• **THE TASK**
Among the lines below, count those with "structured". Give only the number.

• **Data entries**
Start

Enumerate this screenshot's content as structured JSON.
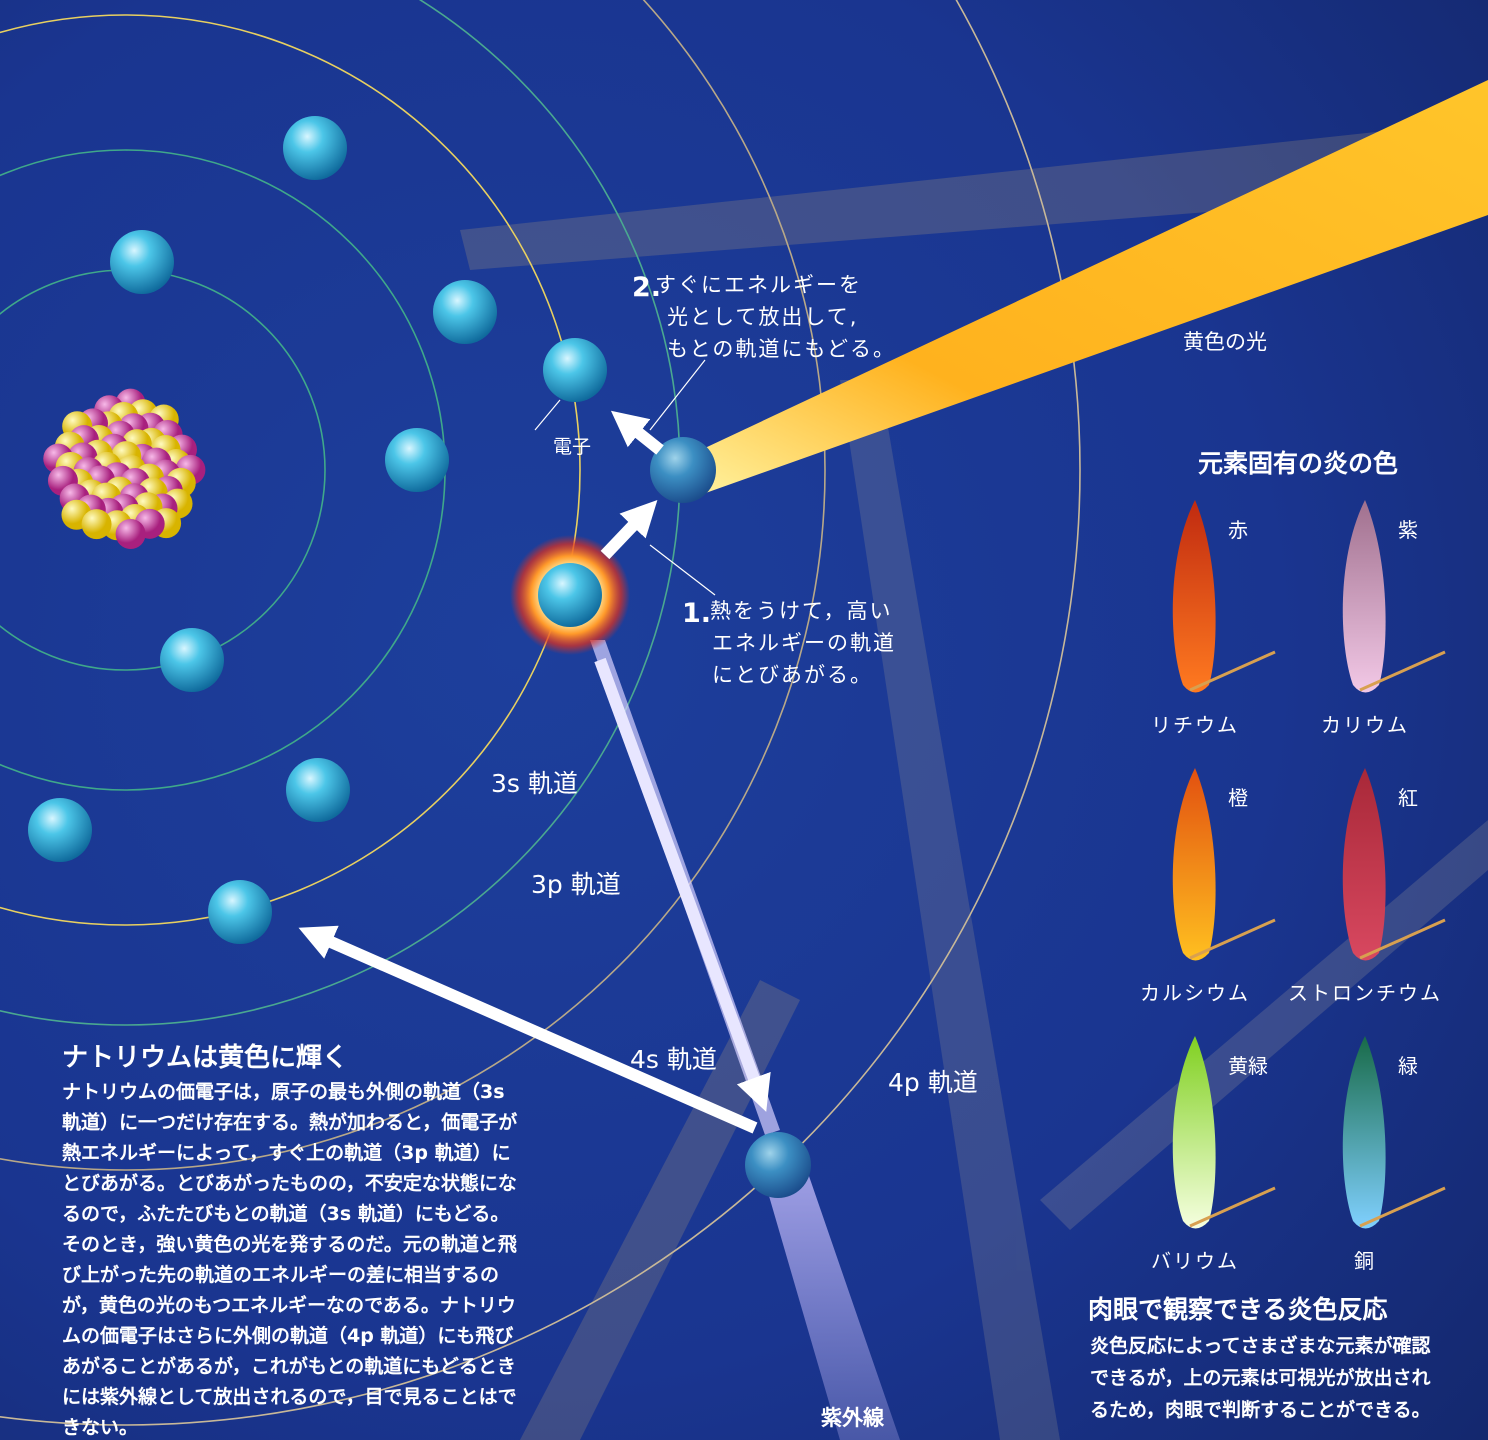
{
  "labels": {
    "electron": "電子",
    "step2": {
      "number": "2.",
      "lines": [
        "すぐにエネルギーを",
        "光として放出して,",
        "もとの軌道にもどる。"
      ]
    },
    "step1": {
      "number": "1.",
      "lines": [
        "熱をうけて，高い",
        "エネルギーの軌道",
        "にとびあがる。"
      ]
    },
    "yellow_light": "黄色の光",
    "orbitals": [
      "3s 軌道",
      "3p 軌道",
      "4s 軌道",
      "4p 軌道"
    ],
    "uv": "紫外線"
  },
  "flames": {
    "title": "元素固有の炎の色",
    "items": [
      {
        "color_name": "赤",
        "element": "リチウム"
      },
      {
        "color_name": "紫",
        "element": "カリウム"
      },
      {
        "color_name": "橙",
        "element": "カルシウム"
      },
      {
        "color_name": "紅",
        "element": "ストロンチウム"
      },
      {
        "color_name": "黄緑",
        "element": "バリウム"
      },
      {
        "color_name": "緑",
        "element": "銅"
      }
    ]
  },
  "sodium": {
    "title": "ナトリウムは黄色に輝く",
    "body": [
      "ナトリウムの価電子は，原子の最も外側の軌道（3s",
      "軌道）に一つだけ存在する。熱が加わると，価電子が",
      "熱エネルギーによって，すぐ上の軌道（3p 軌道）に",
      "とびあがる。とびあがったものの，不安定な状態にな",
      "るので，ふたたびもとの軌道（3s 軌道）にもどる。",
      "そのとき，強い黄色の光を発するのだ。元の軌道と飛",
      "び上がった先の軌道のエネルギーの差に相当するの",
      "が，黄色の光のもつエネルギーなのである。ナトリウ",
      "ムの価電子はさらに外側の軌道（4p 軌道）にも飛び",
      "あがることがあるが，これがもとの軌道にもどるとき",
      "には紫外線として放出されるので，目で見ることはで",
      "きない。"
    ]
  },
  "observation": {
    "title": "肉眼で観察できる炎色反応",
    "body": [
      "炎色反応によってさまざまな元素が確認",
      "できるが，上の元素は可視光が放出され",
      "るため，肉眼で判断することができる。"
    ]
  }
}
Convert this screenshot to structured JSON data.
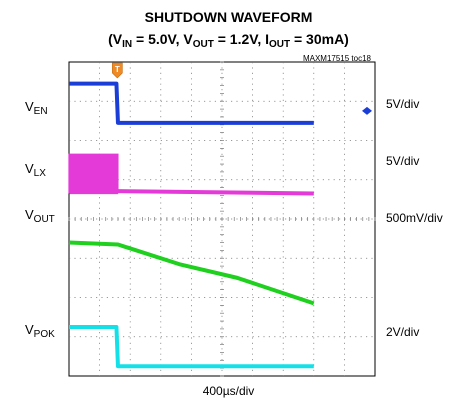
{
  "chart_data": {
    "type": "line",
    "title": "SHUTDOWN WAVEFORM",
    "subtitle": {
      "open": "(V",
      "vin_sub": "IN",
      "vin_val": " = 5.0V, V",
      "vout_sub": "OUT",
      "vout_val": " = 1.2V, I",
      "iout_sub": "OUT",
      "iout_val": " = 30mA)"
    },
    "figure_tag": "MAXM17515 toc18",
    "time_scale": "400µs/div",
    "x_divisions": 10,
    "y_divisions": 8,
    "trigger_marker": "T",
    "channels": [
      {
        "label_main": "V",
        "label_sub": "EN",
        "scale": "5V/div",
        "color": "#1b3fd6",
        "points_div": [
          [
            0,
            1.0
          ],
          [
            1.55,
            1.0
          ],
          [
            1.6,
            0.0
          ],
          [
            8.0,
            0.0
          ]
        ],
        "baseline_div": 1.55
      },
      {
        "label_main": "V",
        "label_sub": "LX",
        "scale": "5V/div",
        "color": "#e33ad8",
        "switching_end_div": 1.6,
        "high_div": 1.0,
        "points_div": [
          [
            1.6,
            0.06
          ],
          [
            8.0,
            0.0
          ]
        ],
        "baseline_div": 3.35
      },
      {
        "label_main": "V",
        "label_sub": "OUT",
        "scale": "500mV/div",
        "color": "#1fd01f",
        "points_div": [
          [
            0,
            0.0
          ],
          [
            1.6,
            -0.05
          ],
          [
            3.6,
            -0.55
          ],
          [
            5.5,
            -0.9
          ],
          [
            8.0,
            -1.55
          ]
        ],
        "baseline_div": 4.6
      },
      {
        "label_main": "V",
        "label_sub": "POK",
        "scale": "2V/div",
        "color": "#14e0e8",
        "points_div": [
          [
            0,
            1.0
          ],
          [
            1.55,
            1.0
          ],
          [
            1.6,
            0.0
          ],
          [
            8.0,
            0.0
          ]
        ],
        "baseline_div": 7.75
      }
    ],
    "grid": true
  }
}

End

• **EXERCISE RESULT**
2